Each entry below must be repeated exactly, with pictures left out.
--------------------------------
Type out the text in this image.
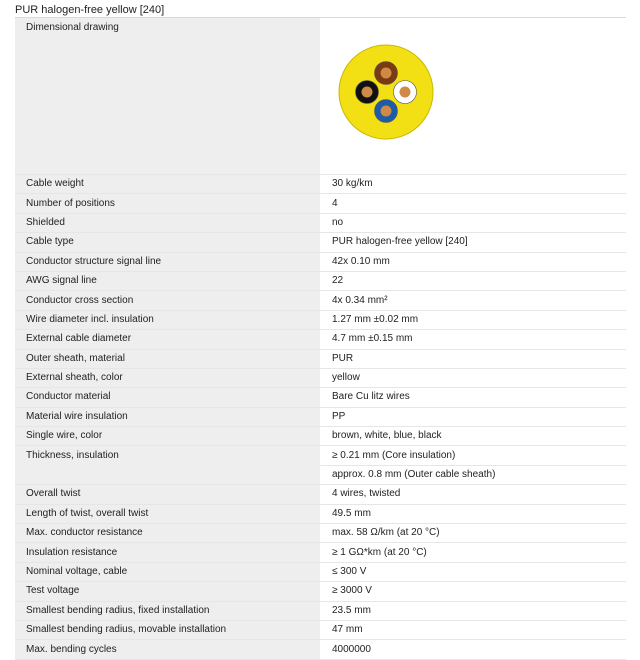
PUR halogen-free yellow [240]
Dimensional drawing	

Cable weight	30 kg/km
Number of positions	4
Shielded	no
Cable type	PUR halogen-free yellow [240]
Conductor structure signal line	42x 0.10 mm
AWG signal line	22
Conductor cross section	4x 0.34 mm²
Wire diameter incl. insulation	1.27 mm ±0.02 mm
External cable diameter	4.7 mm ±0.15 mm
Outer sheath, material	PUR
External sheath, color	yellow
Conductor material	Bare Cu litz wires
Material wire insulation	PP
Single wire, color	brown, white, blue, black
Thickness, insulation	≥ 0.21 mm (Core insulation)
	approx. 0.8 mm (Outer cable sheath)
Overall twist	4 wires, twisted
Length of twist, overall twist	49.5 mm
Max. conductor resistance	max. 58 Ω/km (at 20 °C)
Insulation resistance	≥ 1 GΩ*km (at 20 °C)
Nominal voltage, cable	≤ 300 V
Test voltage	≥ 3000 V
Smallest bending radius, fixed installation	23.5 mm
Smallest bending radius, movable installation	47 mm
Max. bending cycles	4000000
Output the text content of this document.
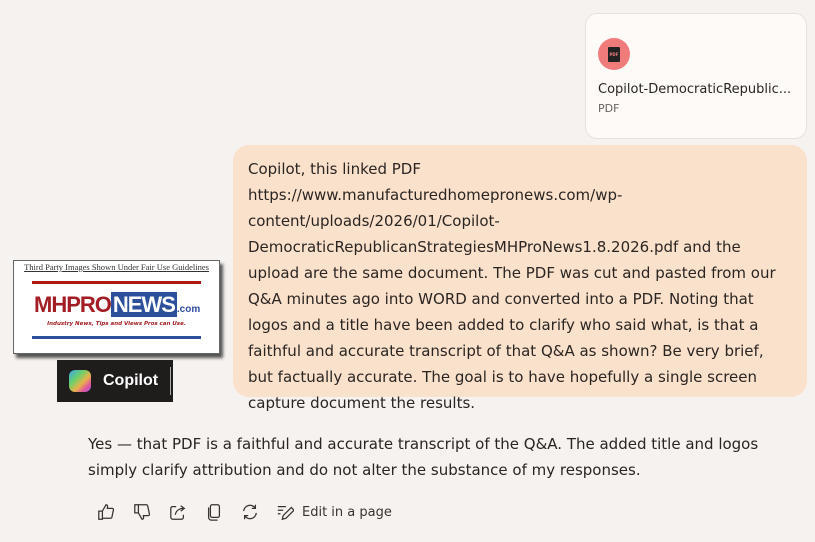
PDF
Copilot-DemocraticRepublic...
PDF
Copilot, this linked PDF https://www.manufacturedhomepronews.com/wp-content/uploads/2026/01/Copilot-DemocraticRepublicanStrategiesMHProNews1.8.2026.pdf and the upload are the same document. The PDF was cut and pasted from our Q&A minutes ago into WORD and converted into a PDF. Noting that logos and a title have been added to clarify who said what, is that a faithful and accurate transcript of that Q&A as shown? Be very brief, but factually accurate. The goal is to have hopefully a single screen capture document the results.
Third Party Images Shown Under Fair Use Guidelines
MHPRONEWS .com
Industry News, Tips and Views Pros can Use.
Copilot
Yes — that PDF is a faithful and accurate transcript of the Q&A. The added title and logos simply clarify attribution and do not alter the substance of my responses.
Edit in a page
--------------------------------
**RIGHT ANSWER**:
Type out the text in this image.
PUR halogen-free yellow [240]
Dimensional drawing	

Cable weight	30 kg/km
Number of positions	4
Shielded	no
Cable type	PUR halogen-free yellow [240]
Conductor structure signal line	42x 0.10 mm
AWG signal line	22
Conductor cross section	4x 0.34 mm²
Wire diameter incl. insulation	1.27 mm ±0.02 mm
External cable diameter	4.7 mm ±0.15 mm
Outer sheath, material	PUR
External sheath, color	yellow
Conductor material	Bare Cu litz wires
Material wire insulation	PP
Single wire, color	brown, white, blue, black
Thickness, insulation	≥ 0.21 mm (Core insulation)
	approx. 0.8 mm (Outer cable sheath)
Overall twist	4 wires, twisted
Length of twist, overall twist	49.5 mm
Max. conductor resistance	max. 58 Ω/km (at 20 °C)
Insulation resistance	≥ 1 GΩ*km (at 20 °C)
Nominal voltage, cable	≤ 300 V
Test voltage	≥ 3000 V
Smallest bending radius, fixed installation	23.5 mm
Smallest bending radius, movable installation	47 mm
Max. bending cycles	4000000
Output the text content of this document.
PDF
Copilot-DemocraticRepublic...
PDF
Copilot, this linked PDF https://www.manufacturedhomepronews.com/wp-content/uploads/2026/01/Copilot-DemocraticRepublicanStrategiesMHProNews1.8.2026.pdf and the upload are the same document. The PDF was cut and pasted from our Q&A minutes ago into WORD and converted into a PDF. Noting that logos and a title have been added to clarify who said what, is that a faithful and accurate transcript of that Q&A as shown? Be very brief, but factually accurate. The goal is to have hopefully a single screen capture document the results.
Third Party Images Shown Under Fair Use Guidelines
MHPRONEWS .com
Industry News, Tips and Views Pros can Use.
Copilot
Yes — that PDF is a faithful and accurate transcript of the Q&A. The added title and logos simply clarify attribution and do not alter the substance of my responses.
Edit in a page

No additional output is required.